**WHAT YOU HAVE TO DO:** Select the lines below containing the word "JSON".

Data items
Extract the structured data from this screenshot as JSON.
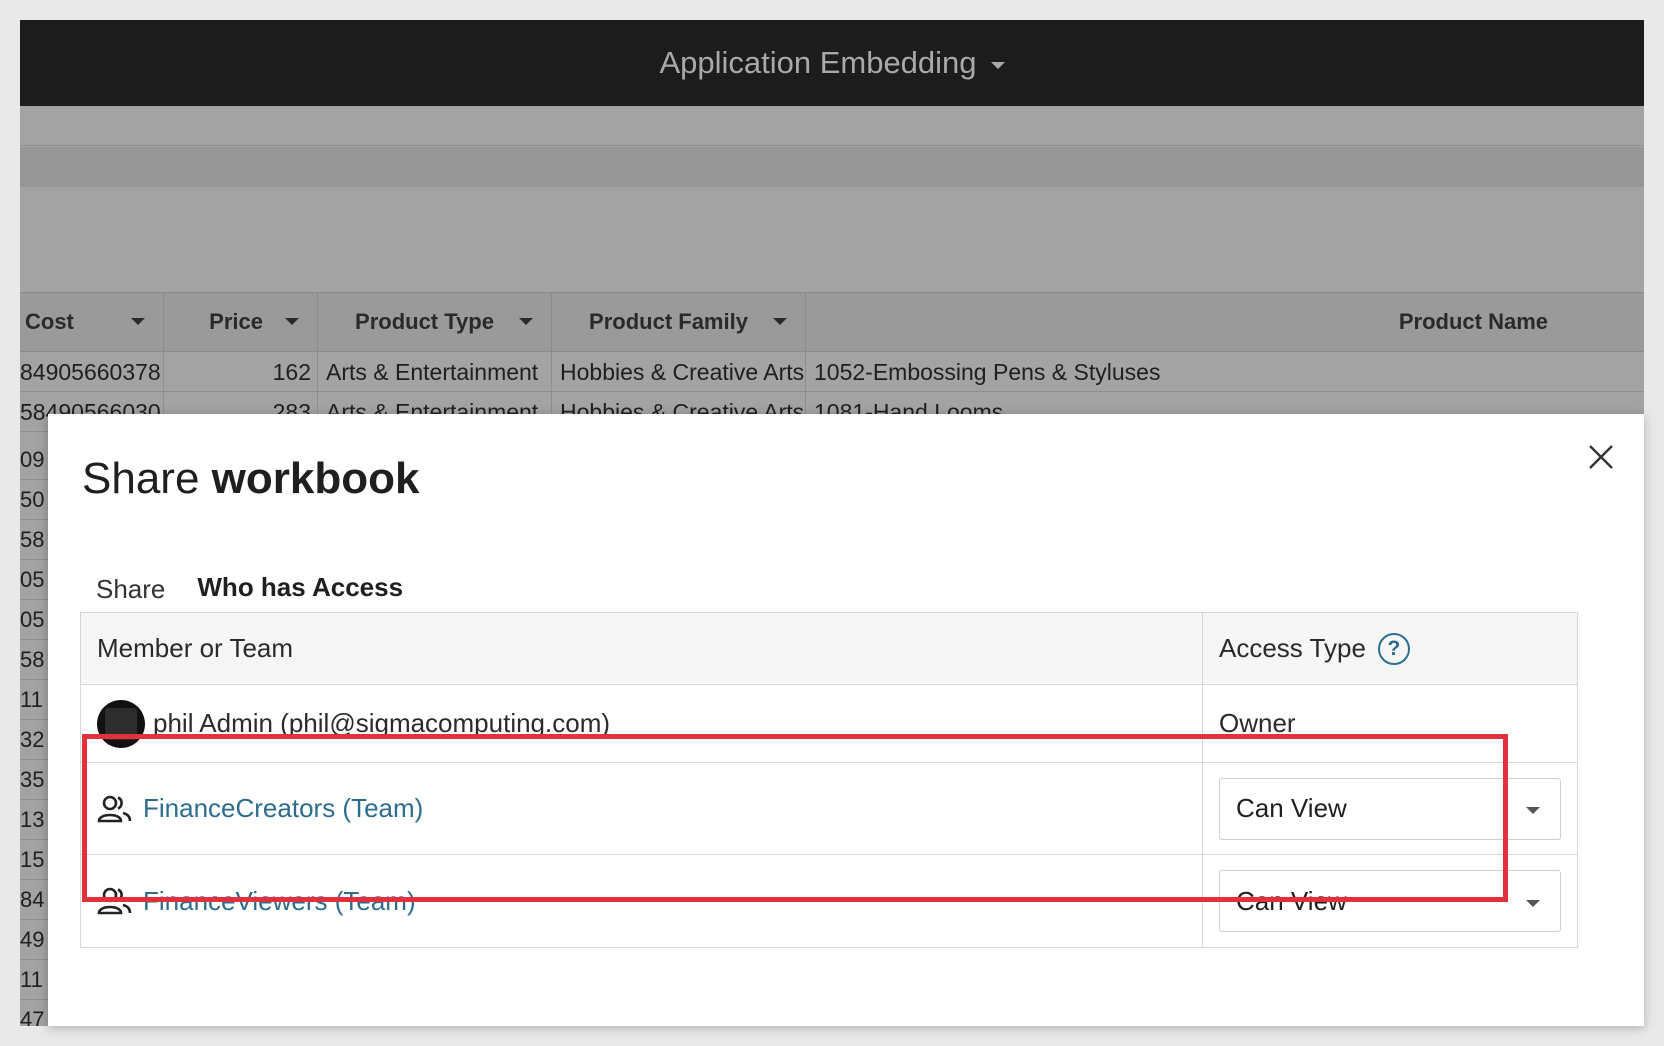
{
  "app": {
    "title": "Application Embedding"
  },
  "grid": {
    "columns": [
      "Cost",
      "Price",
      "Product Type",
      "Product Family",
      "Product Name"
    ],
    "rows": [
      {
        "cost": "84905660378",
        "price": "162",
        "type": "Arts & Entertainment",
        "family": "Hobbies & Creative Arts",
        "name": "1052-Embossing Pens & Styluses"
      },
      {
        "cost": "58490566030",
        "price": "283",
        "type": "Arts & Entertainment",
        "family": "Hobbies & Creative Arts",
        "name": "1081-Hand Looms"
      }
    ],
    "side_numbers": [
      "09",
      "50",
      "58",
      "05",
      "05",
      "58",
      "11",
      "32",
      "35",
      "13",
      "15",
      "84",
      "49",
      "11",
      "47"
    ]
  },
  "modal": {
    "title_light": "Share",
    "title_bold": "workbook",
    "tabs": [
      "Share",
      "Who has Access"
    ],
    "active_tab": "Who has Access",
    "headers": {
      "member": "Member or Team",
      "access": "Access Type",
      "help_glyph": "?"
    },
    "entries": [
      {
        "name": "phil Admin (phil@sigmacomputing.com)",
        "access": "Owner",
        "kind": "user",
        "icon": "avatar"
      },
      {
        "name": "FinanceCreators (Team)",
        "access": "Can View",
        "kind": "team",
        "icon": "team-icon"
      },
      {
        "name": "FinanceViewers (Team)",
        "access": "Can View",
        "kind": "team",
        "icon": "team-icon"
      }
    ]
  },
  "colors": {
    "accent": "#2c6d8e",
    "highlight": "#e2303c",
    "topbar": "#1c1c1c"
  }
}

* * *

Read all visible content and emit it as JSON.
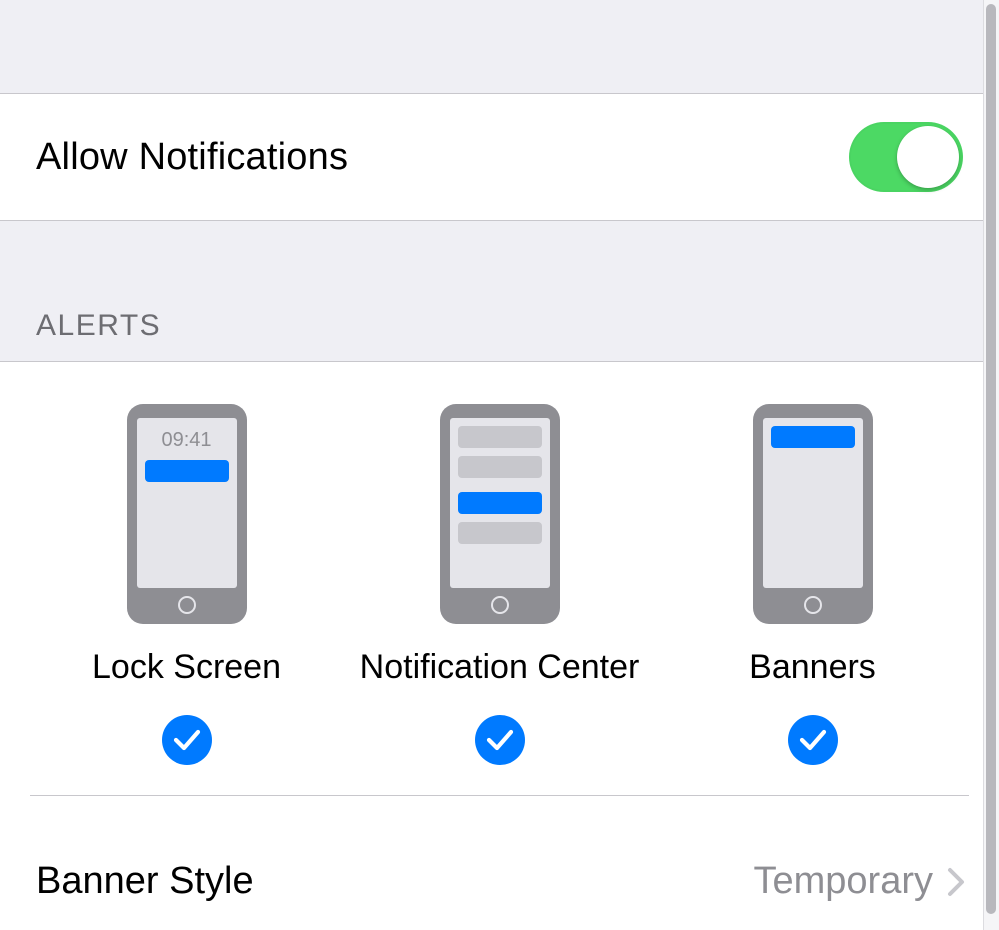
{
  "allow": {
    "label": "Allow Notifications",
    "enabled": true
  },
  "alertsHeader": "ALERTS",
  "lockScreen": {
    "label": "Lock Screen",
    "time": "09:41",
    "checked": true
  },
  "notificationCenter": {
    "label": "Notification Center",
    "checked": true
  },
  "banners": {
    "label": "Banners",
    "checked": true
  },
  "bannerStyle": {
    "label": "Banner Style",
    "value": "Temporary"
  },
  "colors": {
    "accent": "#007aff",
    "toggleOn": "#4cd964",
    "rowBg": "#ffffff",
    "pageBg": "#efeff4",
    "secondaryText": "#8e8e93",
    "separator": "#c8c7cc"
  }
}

**OUTPUT:**
Extract the structured data from this screenshot as JSON.
Read all visible content and emit it as JSON.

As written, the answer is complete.